PROBLEM TO WORK ON:
Your task is to output the listing word for word, with pictures excluded.

Collected data:

---+---

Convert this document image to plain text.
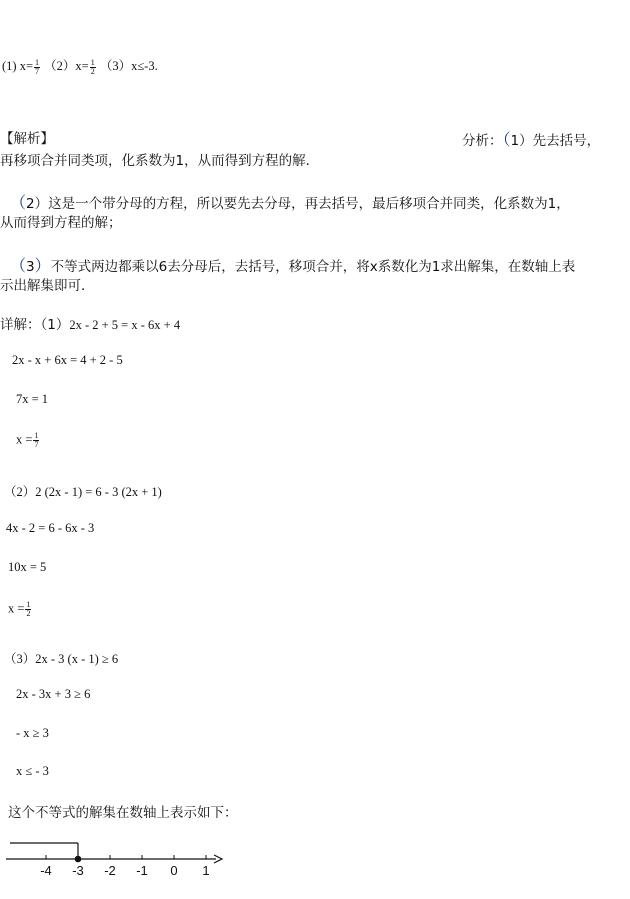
(1) $x= \frac{1}{7} (2)x= \frac{1}{2} (3)x\le-3$.
【解析】	分析：（1）先去括号，
再移项合并同类项，化系数为1，从而得到方程的解．
（2）这是一个带分母的方程，所以要先去分母，再去括号，最后移项合并同类，化系数为1，
从而得到方程的解；
（3）不等式两边都乘以6去分母后，去括号，移项合并，将x系数化为1求出解集，在数轴上表
示出解集即可．
详解：（1）2x - 2 + 5 = x - 6x + 4
2x - x + 6x = 4 + 2 - 5
7x = 1
$x = \frac{1}{7}$
（2）2 (2x - 1) = 6 - 3 (2x + 1)
4x - 2 = 6 - 6x - 3
10x = 5
$x = \frac{1}{2}$
（3）2x - 3 (x - 1) ≥ 6
2x - 3x + 3 ≥ 6
- x ≥ 3
x ≤ - 3
这个不等式的解集在数轴上表示如下：
-4 -3 -2 -1 0 1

---+---

OUTPUT FOR THIS EXERCISE:
Convert this document image to plain text.
(1) $x= \frac{1}{7} (2)x= \frac{1}{2} (3)x\le-3$.
【解析】	分析：（1）先去括号，
再移项合并同类项，化系数为1，从而得到方程的解．
（2）这是一个带分母的方程，所以要先去分母，再去括号，最后移项合并同类，化系数为1，
从而得到方程的解；
（3）不等式两边都乘以6去分母后，去括号，移项合并，将x系数化为1求出解集，在数轴上表
示出解集即可．
详解：（1）2x - 2 + 5 = x - 6x + 4
2x - x + 6x = 4 + 2 - 5
7x = 1
$x = \frac{1}{7}$
（2）2 (2x - 1) = 6 - 3 (2x + 1)
4x - 2 = 6 - 6x - 3
10x = 5
$x = \frac{1}{2}$
（3）2x - 3 (x - 1) ≥ 6
2x - 3x + 3 ≥ 6
- x ≥ 3
x ≤ - 3
这个不等式的解集在数轴上表示如下：
-4 -3 -2 -1 0 1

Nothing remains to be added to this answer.